[TASK DETAILS]
Scan the data below. Pull out each line where "Transcribe" occurs.

[DATA SUPPLIED]
┌──
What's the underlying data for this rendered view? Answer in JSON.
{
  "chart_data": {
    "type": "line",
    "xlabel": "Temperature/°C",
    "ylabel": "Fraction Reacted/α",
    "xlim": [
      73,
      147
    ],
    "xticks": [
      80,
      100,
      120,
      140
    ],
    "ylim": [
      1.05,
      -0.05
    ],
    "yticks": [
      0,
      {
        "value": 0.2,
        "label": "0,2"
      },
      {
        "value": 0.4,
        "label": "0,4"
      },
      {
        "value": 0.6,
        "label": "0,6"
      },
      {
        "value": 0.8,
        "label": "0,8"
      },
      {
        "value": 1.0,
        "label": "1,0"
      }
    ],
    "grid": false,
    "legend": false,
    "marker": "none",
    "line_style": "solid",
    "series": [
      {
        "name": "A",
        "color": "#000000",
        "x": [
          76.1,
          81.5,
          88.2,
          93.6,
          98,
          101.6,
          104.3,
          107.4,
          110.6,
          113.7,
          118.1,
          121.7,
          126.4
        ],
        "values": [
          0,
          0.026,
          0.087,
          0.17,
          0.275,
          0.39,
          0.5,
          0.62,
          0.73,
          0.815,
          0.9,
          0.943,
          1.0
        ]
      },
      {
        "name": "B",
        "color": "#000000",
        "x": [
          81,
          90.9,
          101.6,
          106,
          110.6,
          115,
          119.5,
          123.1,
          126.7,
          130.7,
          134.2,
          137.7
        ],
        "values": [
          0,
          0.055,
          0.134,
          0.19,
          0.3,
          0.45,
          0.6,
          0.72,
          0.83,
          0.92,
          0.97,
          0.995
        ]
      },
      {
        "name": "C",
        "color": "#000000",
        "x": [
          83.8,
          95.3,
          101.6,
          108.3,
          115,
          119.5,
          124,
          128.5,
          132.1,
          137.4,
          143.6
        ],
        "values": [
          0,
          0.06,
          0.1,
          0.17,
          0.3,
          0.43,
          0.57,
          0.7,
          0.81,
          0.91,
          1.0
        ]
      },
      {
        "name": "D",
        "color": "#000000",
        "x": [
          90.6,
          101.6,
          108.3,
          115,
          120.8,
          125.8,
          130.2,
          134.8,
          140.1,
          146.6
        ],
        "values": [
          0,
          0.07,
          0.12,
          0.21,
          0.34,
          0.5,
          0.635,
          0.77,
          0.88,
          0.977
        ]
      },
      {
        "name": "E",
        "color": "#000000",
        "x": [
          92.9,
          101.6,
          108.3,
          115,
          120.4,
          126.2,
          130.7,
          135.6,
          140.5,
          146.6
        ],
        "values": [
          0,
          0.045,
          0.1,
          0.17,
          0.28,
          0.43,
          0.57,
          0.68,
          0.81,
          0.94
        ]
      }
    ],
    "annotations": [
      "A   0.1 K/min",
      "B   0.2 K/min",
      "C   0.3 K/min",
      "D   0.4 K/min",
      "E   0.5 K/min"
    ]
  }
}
└──
┌──
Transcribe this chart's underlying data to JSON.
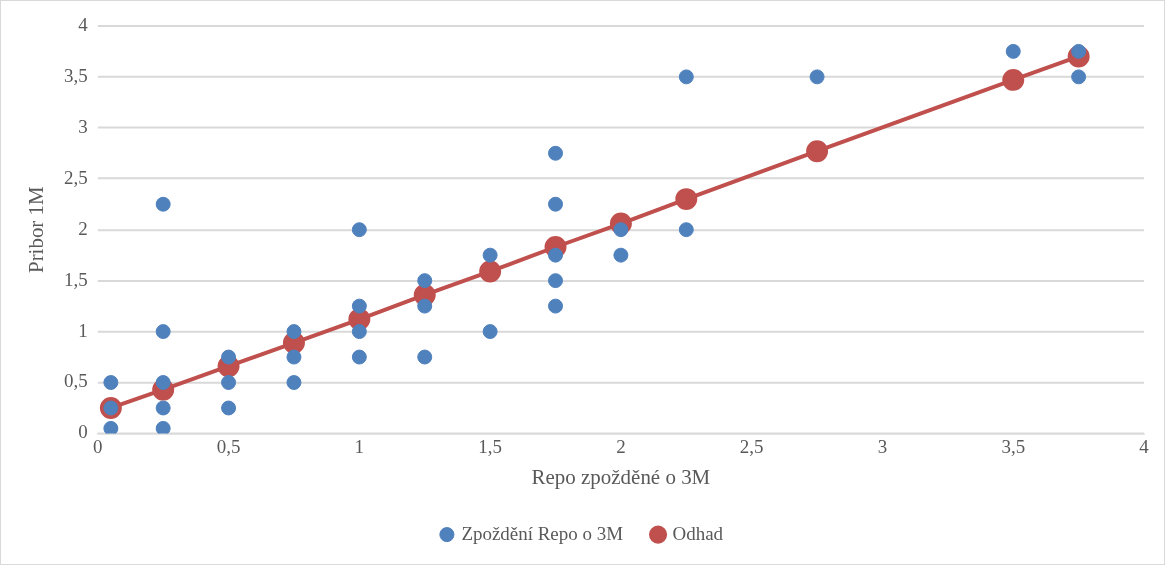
└──
┌──
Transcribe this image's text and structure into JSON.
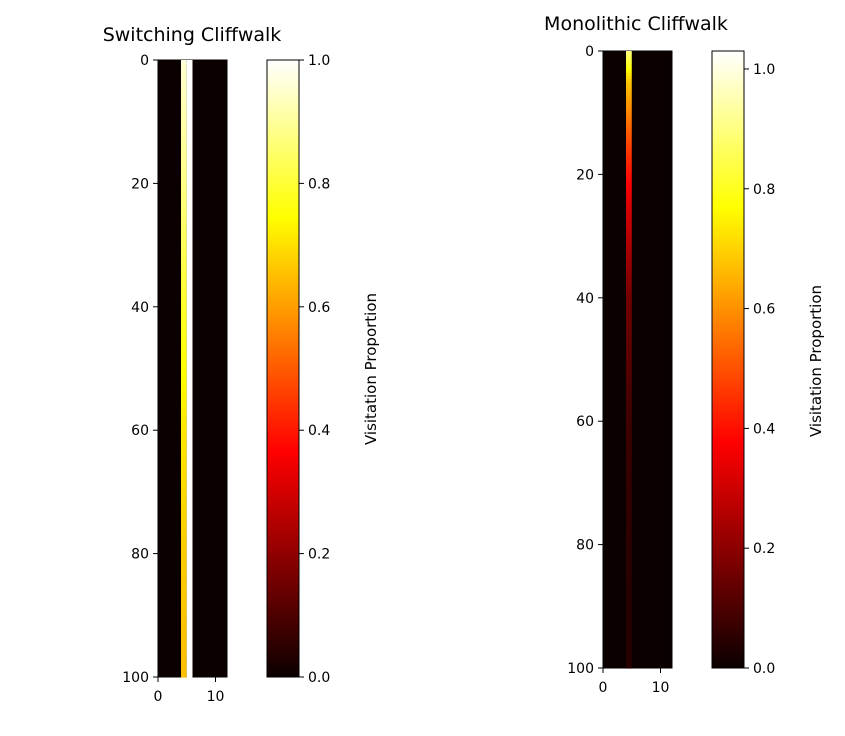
└──
[FULL OUTPUT]
Transcribe this chart's underlying data to JSON.
Transcribe this image's text and structure into JSON.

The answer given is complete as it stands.